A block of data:
## start
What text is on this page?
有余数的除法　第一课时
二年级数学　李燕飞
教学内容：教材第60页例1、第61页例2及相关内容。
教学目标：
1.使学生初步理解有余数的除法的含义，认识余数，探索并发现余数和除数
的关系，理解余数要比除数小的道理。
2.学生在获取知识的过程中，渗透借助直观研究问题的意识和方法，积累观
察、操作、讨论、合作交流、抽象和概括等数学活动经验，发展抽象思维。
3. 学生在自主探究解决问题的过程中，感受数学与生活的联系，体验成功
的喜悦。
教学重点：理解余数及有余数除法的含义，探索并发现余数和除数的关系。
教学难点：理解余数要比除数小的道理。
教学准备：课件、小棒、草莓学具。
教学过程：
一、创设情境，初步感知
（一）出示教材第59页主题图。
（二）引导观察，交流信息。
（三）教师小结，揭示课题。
## end
## start
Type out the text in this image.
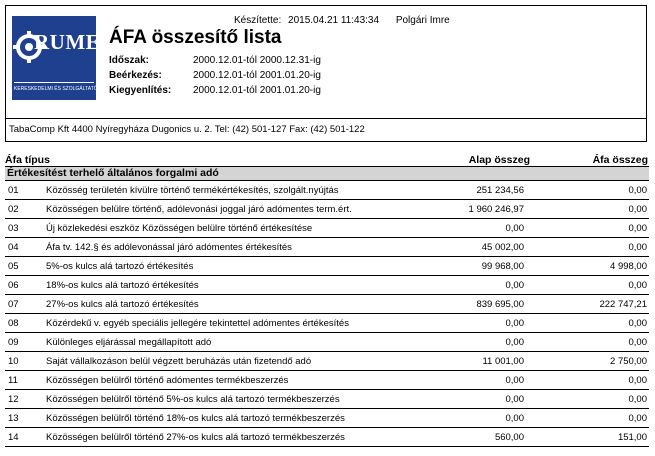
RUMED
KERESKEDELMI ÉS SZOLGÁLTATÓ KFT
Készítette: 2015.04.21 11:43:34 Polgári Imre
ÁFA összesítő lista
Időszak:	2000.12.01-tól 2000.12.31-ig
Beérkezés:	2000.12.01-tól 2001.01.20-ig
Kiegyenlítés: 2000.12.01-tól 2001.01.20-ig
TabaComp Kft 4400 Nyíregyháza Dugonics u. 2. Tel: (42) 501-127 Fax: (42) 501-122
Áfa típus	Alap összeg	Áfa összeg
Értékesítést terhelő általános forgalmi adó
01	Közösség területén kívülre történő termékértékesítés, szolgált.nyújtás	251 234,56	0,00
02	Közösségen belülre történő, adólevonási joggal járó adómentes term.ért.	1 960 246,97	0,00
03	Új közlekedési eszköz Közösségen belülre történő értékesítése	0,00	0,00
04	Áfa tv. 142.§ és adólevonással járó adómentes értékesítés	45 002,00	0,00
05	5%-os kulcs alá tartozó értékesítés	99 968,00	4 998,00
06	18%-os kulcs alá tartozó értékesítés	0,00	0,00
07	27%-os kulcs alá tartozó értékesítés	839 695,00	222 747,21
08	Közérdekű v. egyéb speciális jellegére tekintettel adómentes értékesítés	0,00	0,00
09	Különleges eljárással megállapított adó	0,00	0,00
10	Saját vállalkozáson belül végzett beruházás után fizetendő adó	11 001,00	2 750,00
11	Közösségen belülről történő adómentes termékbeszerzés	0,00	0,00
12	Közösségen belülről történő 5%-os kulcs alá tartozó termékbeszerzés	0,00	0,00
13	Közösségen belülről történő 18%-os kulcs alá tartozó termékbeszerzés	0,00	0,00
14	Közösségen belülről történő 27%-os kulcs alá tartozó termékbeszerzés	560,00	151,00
## end
In the records above, find the lines containing "kulcs" and copy them.

05	5%-os kulcs alá tartozó értékesítés	99 968,00	4 998,00
06	18%-os kulcs alá tartozó értékesítés	0,00	0,00
07	27%-os kulcs alá tartozó értékesítés	839 695,00	222 747,21
12	Közösségen belülről történő 5%-os kulcs alá tartozó termékbeszerzés	0,00	0,00
13	Közösségen belülről történő 18%-os kulcs alá tartozó termékbeszerzés	0,00	0,00
14	Közösségen belülről történő 27%-os kulcs alá tartozó termékbeszerzés	560,00	151,00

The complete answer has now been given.